**Given instruction**
Wherever the string "LUBSEAL" appears, copy the whole line.

-- start --

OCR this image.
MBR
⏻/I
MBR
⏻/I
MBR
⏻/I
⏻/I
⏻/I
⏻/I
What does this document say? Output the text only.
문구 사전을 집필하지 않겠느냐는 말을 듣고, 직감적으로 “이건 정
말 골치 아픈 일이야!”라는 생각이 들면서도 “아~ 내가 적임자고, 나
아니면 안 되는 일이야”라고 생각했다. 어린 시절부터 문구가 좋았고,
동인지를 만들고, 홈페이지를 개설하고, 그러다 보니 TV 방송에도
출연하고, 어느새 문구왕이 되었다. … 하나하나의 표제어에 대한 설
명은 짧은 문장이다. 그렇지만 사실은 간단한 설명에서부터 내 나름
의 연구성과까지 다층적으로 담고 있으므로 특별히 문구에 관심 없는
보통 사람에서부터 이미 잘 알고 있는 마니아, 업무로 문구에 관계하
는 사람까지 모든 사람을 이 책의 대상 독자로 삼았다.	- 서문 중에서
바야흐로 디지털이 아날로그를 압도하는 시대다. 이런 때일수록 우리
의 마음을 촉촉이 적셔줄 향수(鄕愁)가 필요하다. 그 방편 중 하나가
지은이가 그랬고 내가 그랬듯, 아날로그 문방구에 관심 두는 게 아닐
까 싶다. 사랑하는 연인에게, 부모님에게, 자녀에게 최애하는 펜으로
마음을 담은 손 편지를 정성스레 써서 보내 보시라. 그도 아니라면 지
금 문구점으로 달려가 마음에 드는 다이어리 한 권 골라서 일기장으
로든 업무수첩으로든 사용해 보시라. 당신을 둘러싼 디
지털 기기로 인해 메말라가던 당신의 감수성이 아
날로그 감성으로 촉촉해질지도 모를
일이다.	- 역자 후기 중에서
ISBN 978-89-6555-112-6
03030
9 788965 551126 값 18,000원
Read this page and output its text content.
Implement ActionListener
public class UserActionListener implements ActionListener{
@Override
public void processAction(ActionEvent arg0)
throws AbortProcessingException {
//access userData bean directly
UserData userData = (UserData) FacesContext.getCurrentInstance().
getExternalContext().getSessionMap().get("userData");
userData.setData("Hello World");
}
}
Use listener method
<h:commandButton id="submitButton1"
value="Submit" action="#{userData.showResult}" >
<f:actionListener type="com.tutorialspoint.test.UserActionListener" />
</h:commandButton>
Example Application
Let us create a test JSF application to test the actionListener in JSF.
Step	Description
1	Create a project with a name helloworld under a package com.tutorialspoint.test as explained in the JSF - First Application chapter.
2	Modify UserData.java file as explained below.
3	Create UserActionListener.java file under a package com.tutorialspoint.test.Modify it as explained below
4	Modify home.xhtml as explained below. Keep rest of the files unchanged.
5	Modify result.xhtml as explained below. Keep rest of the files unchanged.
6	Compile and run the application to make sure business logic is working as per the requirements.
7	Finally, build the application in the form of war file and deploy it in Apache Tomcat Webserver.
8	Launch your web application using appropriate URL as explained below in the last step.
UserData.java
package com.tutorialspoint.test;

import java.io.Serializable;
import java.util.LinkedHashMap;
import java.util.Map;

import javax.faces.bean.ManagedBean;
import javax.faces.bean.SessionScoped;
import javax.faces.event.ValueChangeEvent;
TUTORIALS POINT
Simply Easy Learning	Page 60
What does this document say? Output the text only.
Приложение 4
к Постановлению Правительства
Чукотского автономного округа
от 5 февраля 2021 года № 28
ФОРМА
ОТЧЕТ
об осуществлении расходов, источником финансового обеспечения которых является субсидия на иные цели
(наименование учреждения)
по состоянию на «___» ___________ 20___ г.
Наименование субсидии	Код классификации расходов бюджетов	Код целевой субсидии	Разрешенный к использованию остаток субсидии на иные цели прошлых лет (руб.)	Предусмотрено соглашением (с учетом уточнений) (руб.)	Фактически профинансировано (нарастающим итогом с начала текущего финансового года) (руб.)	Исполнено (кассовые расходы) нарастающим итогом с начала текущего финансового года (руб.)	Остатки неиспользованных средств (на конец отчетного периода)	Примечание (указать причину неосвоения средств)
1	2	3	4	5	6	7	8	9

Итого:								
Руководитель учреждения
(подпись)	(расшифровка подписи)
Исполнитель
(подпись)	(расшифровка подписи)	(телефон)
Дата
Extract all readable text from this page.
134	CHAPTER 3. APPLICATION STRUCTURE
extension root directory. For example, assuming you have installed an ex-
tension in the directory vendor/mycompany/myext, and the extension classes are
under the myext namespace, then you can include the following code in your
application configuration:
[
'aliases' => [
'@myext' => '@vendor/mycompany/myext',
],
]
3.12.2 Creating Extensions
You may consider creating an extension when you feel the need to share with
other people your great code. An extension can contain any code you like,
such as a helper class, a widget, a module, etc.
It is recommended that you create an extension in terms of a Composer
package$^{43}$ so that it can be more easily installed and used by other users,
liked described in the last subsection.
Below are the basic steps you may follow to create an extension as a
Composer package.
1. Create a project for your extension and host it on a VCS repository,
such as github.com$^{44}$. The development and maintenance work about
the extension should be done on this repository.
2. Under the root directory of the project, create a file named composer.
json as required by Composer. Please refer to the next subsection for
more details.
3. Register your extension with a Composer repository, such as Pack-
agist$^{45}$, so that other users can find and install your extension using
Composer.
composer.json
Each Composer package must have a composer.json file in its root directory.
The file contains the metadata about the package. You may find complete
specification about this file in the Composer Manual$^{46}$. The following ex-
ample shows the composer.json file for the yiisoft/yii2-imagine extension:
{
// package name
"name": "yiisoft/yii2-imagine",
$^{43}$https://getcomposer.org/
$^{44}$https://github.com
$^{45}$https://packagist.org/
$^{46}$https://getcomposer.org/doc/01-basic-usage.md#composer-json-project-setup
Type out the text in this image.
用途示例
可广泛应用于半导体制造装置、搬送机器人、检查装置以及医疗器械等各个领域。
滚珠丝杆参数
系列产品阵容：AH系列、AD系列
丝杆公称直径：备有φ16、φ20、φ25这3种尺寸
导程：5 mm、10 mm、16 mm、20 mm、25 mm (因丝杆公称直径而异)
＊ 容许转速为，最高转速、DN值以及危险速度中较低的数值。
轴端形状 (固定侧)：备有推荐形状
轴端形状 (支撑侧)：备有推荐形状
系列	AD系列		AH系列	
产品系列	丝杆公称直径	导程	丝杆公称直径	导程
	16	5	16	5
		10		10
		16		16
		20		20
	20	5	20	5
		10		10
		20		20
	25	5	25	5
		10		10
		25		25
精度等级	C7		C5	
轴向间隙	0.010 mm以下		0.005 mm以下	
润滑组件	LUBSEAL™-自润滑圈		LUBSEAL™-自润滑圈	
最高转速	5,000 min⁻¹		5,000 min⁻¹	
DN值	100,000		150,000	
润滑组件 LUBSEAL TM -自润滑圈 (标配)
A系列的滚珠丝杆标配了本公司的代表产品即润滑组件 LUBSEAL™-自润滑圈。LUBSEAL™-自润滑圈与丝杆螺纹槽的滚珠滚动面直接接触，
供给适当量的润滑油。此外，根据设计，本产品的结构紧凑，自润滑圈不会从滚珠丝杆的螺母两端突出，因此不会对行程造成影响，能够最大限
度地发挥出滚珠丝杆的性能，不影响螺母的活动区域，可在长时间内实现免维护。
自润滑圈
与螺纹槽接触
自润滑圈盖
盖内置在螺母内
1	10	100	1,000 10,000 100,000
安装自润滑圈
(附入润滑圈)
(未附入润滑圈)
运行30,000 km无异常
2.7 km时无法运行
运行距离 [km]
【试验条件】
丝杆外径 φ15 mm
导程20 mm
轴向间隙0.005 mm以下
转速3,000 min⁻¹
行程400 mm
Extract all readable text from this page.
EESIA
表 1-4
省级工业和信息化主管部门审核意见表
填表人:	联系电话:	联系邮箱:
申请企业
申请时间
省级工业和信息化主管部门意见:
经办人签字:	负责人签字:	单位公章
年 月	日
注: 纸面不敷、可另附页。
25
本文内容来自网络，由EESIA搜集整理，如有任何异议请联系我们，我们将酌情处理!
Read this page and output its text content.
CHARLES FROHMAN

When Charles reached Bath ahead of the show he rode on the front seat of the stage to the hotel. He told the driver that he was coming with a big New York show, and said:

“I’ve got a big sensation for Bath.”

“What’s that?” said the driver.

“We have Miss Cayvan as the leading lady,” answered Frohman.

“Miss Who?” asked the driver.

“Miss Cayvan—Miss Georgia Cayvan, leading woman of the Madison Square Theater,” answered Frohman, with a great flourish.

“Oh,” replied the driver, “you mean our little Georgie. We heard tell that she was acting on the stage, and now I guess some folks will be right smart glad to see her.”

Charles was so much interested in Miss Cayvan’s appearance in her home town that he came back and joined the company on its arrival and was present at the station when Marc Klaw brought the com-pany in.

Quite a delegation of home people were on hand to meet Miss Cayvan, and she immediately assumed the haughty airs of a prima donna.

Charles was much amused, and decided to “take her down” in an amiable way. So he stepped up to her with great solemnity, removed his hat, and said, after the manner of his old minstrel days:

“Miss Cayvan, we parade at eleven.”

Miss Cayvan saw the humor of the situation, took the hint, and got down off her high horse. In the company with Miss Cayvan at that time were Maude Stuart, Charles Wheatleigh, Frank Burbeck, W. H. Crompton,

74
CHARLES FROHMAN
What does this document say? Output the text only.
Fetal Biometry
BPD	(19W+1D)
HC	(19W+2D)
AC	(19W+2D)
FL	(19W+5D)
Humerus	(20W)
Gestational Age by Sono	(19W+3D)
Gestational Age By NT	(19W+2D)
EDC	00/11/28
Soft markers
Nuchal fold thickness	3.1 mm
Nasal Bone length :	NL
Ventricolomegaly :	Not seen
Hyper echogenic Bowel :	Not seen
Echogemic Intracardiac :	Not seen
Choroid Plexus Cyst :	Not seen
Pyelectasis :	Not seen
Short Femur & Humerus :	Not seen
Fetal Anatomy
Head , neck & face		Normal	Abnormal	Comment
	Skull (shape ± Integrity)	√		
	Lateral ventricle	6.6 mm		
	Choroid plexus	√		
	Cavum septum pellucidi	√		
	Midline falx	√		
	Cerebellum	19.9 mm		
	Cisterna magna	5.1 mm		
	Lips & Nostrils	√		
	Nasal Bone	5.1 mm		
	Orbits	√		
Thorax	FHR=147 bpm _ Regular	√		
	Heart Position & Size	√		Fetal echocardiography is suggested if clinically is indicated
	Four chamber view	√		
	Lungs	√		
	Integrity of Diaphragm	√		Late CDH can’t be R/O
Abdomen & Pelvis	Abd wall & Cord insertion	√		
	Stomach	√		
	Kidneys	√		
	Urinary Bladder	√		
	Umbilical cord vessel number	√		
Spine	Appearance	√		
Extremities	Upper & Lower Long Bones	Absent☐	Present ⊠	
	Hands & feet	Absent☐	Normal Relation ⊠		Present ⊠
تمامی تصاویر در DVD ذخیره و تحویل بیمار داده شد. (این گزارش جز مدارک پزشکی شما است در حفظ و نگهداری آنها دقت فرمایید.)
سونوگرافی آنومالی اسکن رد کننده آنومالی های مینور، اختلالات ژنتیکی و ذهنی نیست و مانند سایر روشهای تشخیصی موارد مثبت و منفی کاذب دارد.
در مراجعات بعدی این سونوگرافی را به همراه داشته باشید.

-- end --

**Answer for the task**
润滑组件	LUBSEAL™-自润滑圈		LUBSEAL™-自润滑圈	
润滑组件 LUBSEAL TM -自润滑圈 (标配)
A系列的滚珠丝杆标配了本公司的代表产品即润滑组件 LUBSEAL™-自润滑圈。LUBSEAL™-自润滑圈与丝杆螺纹槽的滚珠滚动面直接接触，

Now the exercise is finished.